— START OF DATA FOR THE TASK —

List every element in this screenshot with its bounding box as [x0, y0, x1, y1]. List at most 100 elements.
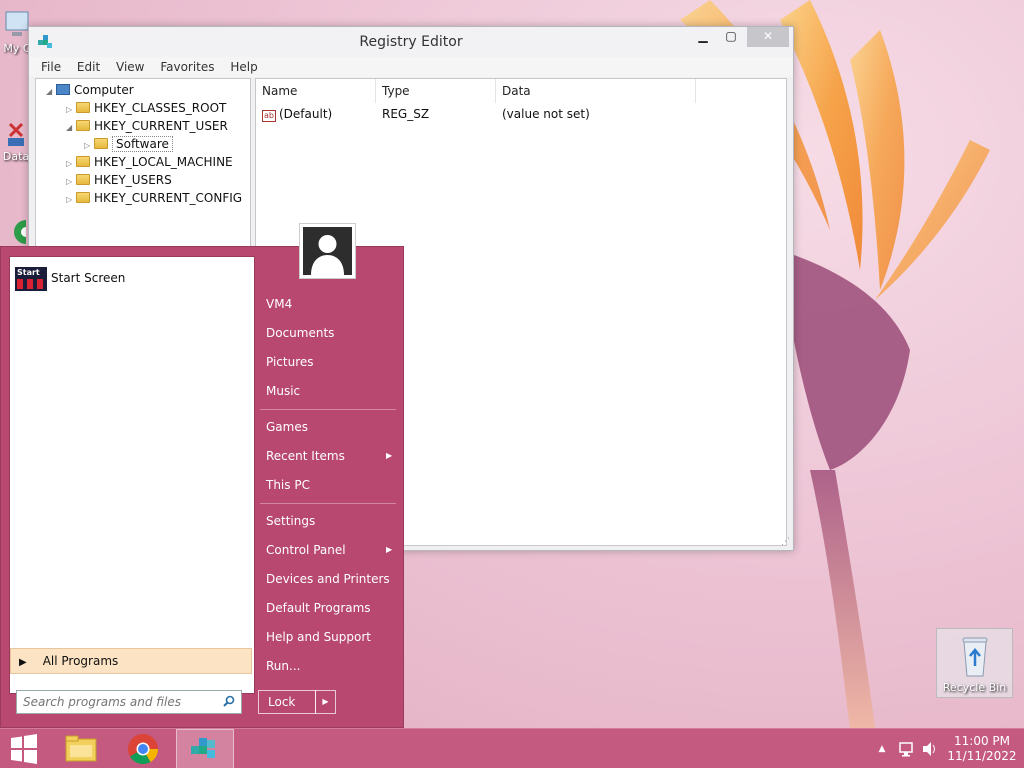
start-pictures[interactable]: Pictures: [266, 350, 314, 374]
power-options-arrow-icon[interactable]: ▶: [315, 690, 336, 714]
submenu-arrow-icon: ▶: [386, 451, 393, 460]
computer-icon: [5, 11, 29, 36]
user-silhouette-icon: [311, 235, 344, 275]
start-help-support[interactable]: Help and Support: [266, 625, 371, 649]
all-programs-button[interactable]: ▶ All Programs: [10, 648, 252, 674]
folder-icon: [76, 192, 90, 203]
menu-file[interactable]: File: [35, 57, 67, 74]
window-title: Registry Editor: [359, 34, 463, 50]
taskbar: ▲ 11:00 PM 11/11/2022: [0, 728, 1024, 768]
user-avatar[interactable]: [299, 223, 356, 279]
show-hidden-icons-arrow-icon[interactable]: ▲: [874, 729, 890, 768]
close-button[interactable]: ✕: [747, 27, 789, 47]
start-menu-programs-list: Start Start Screen: [9, 256, 255, 694]
tree-node-label: Computer: [74, 83, 134, 97]
string-value-icon: ab: [262, 110, 276, 122]
search-icon[interactable]: [223, 695, 235, 707]
taskbar-registry-editor[interactable]: [176, 729, 234, 768]
taskbar-file-explorer[interactable]: [58, 729, 104, 768]
menu-favorites[interactable]: Favorites: [154, 57, 220, 74]
column-header-data[interactable]: Data: [496, 79, 696, 103]
start-screen-item[interactable]: Start Start Screen: [15, 265, 125, 291]
search-box[interactable]: [16, 690, 242, 714]
folder-icon: [76, 120, 90, 131]
tree-node-hklm[interactable]: ▷ HKEY_LOCAL_MACHINE: [66, 153, 233, 171]
menu-bar: File Edit View Favorites Help: [29, 57, 793, 77]
chrome-icon: [14, 220, 26, 244]
tree-node-hkcc[interactable]: ▷ HKEY_CURRENT_CONFIG: [66, 189, 242, 207]
desktop-icon-label: My C: [3, 42, 31, 55]
start-devices-printers[interactable]: Devices and Printers: [266, 567, 390, 591]
start-music[interactable]: Music: [266, 379, 300, 403]
speaker-icon: [923, 742, 935, 756]
maximize-button[interactable]: ▢: [717, 27, 745, 47]
start-default-programs[interactable]: Default Programs: [266, 596, 371, 620]
start-user-name[interactable]: VM4: [266, 292, 292, 316]
menu-help[interactable]: Help: [224, 57, 263, 74]
tree-node-label: Software: [112, 136, 173, 152]
minimize-button[interactable]: ▁: [689, 27, 717, 47]
start-recent-items[interactable]: Recent Items ▶: [266, 444, 396, 468]
start-button[interactable]: [0, 729, 48, 768]
column-header-name[interactable]: Name: [256, 79, 376, 103]
folder-icon: [94, 138, 108, 149]
tree-node-computer[interactable]: ◢ Computer: [46, 81, 134, 99]
tree-node-label: HKEY_CURRENT_USER: [94, 119, 228, 133]
network-icon[interactable]: [896, 729, 918, 768]
start-games[interactable]: Games: [266, 415, 308, 439]
network-icon-glyph: [899, 742, 913, 757]
value-data: (value not set): [502, 107, 590, 121]
menu-view[interactable]: View: [110, 57, 150, 74]
desktop-icon-data[interactable]: Data: [2, 120, 30, 163]
collapse-arrow-icon[interactable]: ◢: [66, 119, 76, 137]
lock-button[interactable]: Lock: [258, 690, 316, 714]
recycle-bin-icon-tile[interactable]: Recycle Bin: [936, 628, 1013, 698]
menu-edit[interactable]: Edit: [71, 57, 106, 74]
registry-editor-icon: [191, 738, 215, 758]
folder-icon: [76, 156, 90, 167]
search-input[interactable]: [17, 691, 213, 713]
tree-node-label: HKEY_CURRENT_CONFIG: [94, 191, 243, 205]
clock-time: 11:00 PM: [954, 734, 1010, 748]
tree-node-label: HKEY_USERS: [94, 173, 172, 187]
computer-icon: [56, 84, 70, 95]
desktop-icon-chrome-partial[interactable]: [8, 214, 26, 244]
desktop-icon-label: Data: [2, 150, 30, 163]
tree-node-hku[interactable]: ▷ HKEY_USERS: [66, 171, 172, 189]
tree-node-hkcr[interactable]: ▷ HKEY_CLASSES_ROOT: [66, 99, 226, 117]
play-arrow-icon: ▶: [19, 657, 27, 668]
folder-icon: [76, 102, 90, 113]
recent-items-label: Recent Items: [266, 449, 345, 463]
separator: [260, 503, 396, 504]
start-run[interactable]: Run...: [266, 654, 300, 678]
collapse-arrow-icon[interactable]: ◢: [46, 83, 56, 101]
tree-node-label: HKEY_CLASSES_ROOT: [94, 101, 227, 115]
tree-node-hkcu[interactable]: ◢ HKEY_CURRENT_USER: [66, 117, 228, 135]
tree-node-software[interactable]: ▷ Software: [84, 135, 173, 153]
submenu-arrow-icon: ▶: [386, 545, 393, 554]
start-screen-label: Start Screen: [51, 271, 126, 285]
data-icon: [8, 122, 24, 146]
column-header-type[interactable]: Type: [376, 79, 496, 103]
recycle-bin-label: Recycle Bin: [942, 681, 1007, 694]
expand-arrow-icon[interactable]: ▷: [66, 191, 76, 209]
table-row[interactable]: ab (Default): [262, 105, 332, 123]
value-type: REG_SZ: [382, 107, 430, 121]
resize-grip-icon[interactable]: ⋰: [781, 537, 790, 547]
control-panel-label: Control Panel: [266, 543, 346, 557]
start-documents[interactable]: Documents: [266, 321, 334, 345]
start-this-pc[interactable]: This PC: [266, 473, 310, 497]
value-name: (Default): [279, 107, 333, 121]
recycle-bin-icon: [962, 637, 987, 677]
start-control-panel[interactable]: Control Panel ▶: [266, 538, 396, 562]
folder-icon: [76, 174, 90, 185]
system-clock[interactable]: 11:00 PM 11/11/2022: [944, 734, 1020, 764]
all-programs-label: All Programs: [42, 654, 119, 668]
separator: [260, 409, 396, 410]
chrome-icon: [128, 734, 158, 765]
clock-date: 11/11/2022: [947, 749, 1017, 763]
volume-icon[interactable]: [920, 729, 940, 768]
title-bar[interactable]: Registry Editor ▁ ▢ ✕: [29, 27, 793, 57]
start-settings[interactable]: Settings: [266, 509, 315, 533]
taskbar-chrome[interactable]: [120, 729, 166, 768]
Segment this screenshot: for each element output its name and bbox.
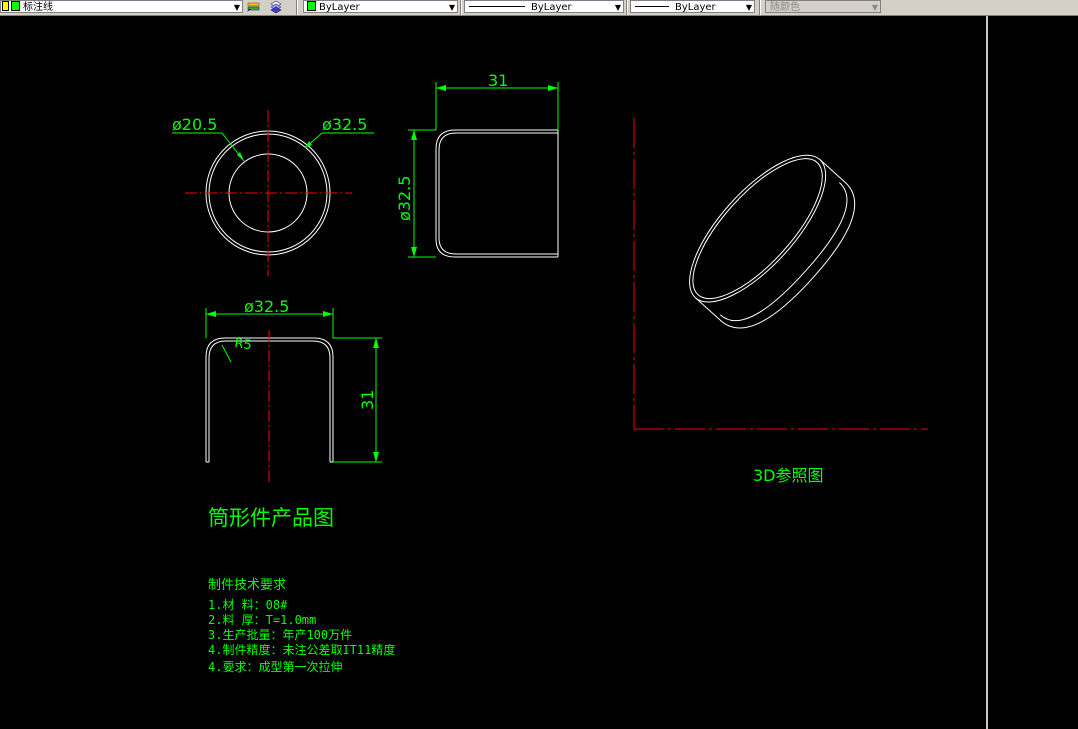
cup-rim-ellipse — [689, 154, 827, 303]
dim-outer-diameter: ø32.5 — [322, 115, 367, 134]
arrowhead-icon — [436, 85, 446, 91]
arrowhead-icon — [548, 85, 558, 91]
dim-side-height: ø32.5 — [395, 176, 414, 221]
dim-front-height: 31 — [358, 390, 377, 410]
drawing-canvas[interactable]: ø20.5 ø32.5 31 ø32.5 ø32.5 R5 31 3D参照图 — [0, 0, 1078, 729]
arrowhead-icon — [323, 311, 333, 317]
side-view: 31 ø32.5 — [395, 71, 559, 258]
requirement-item-1: 1.材 料：08# — [208, 598, 288, 612]
dim-front-width: ø32.5 — [244, 297, 289, 316]
arrowhead-icon — [206, 311, 216, 317]
top-view: ø20.5 ø32.5 — [172, 110, 374, 276]
dim-inner-diameter: ø20.5 — [172, 115, 217, 134]
dim-side-width: 31 — [488, 71, 508, 90]
cup-3d-model — [689, 154, 856, 329]
requirement-item-3: 3.生产批量：年产100万件 — [208, 628, 353, 642]
arrowhead-icon — [411, 130, 417, 140]
arrowhead-icon — [411, 247, 417, 257]
arrowhead-icon — [373, 452, 379, 462]
cup-rim-inner-ellipse — [692, 158, 823, 300]
cup-inner-profile — [438, 132, 558, 255]
dim-radius: R5 — [233, 336, 252, 353]
cup-fillet-line — [720, 182, 848, 322]
requirement-item-5: 4.要求：成型第一次拉伸 — [208, 660, 343, 674]
iso-view: 3D参照图 — [633, 118, 928, 485]
requirements-heading: 制件技术要求 — [208, 578, 287, 593]
requirement-item-4: 4.制件精度：未注公差取IT11精度 — [208, 643, 396, 657]
front-view: ø32.5 R5 31 — [205, 297, 382, 484]
requirement-item-2: 2.料 厚：T=1.0mm — [208, 613, 317, 627]
drawing-title: 筒形件产品图 — [208, 506, 334, 530]
arrowhead-icon — [373, 338, 379, 348]
cup-outer-profile — [435, 129, 558, 258]
leader-line — [221, 344, 232, 363]
iso-view-label: 3D参照图 — [753, 466, 824, 485]
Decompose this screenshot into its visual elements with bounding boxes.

— END OF DATA FOR THE TASK —

### STATED PROBLEM:
Retype the entries from the line with "start-pictures[interactable]: Pictures: [266, 350, 314, 374]" to the line with "close-button[interactable]: ✕: [747, 27, 789, 47]", keeping each one unchanged.

### COMPLETE ANSWER:
start-pictures[interactable]: Pictures: [266, 350, 314, 374]
power-options-arrow-icon[interactable]: ▶: [315, 690, 336, 714]
submenu-arrow-icon: ▶: [386, 451, 393, 460]
computer-icon: [5, 11, 29, 36]
user-silhouette-icon: [311, 235, 344, 275]
start-help-support[interactable]: Help and Support: [266, 625, 371, 649]
all-programs-button[interactable]: ▶ All Programs: [10, 648, 252, 674]
folder-icon: [76, 192, 90, 203]
menu-file[interactable]: File: [35, 57, 67, 74]
window-title: Registry Editor: [359, 34, 463, 50]
taskbar: ▲ 11:00 PM 11/11/2022: [0, 728, 1024, 768]
user-avatar[interactable]: [299, 223, 356, 279]
show-hidden-icons-arrow-icon[interactable]: ▲: [874, 729, 890, 768]
close-button[interactable]: ✕: [747, 27, 789, 47]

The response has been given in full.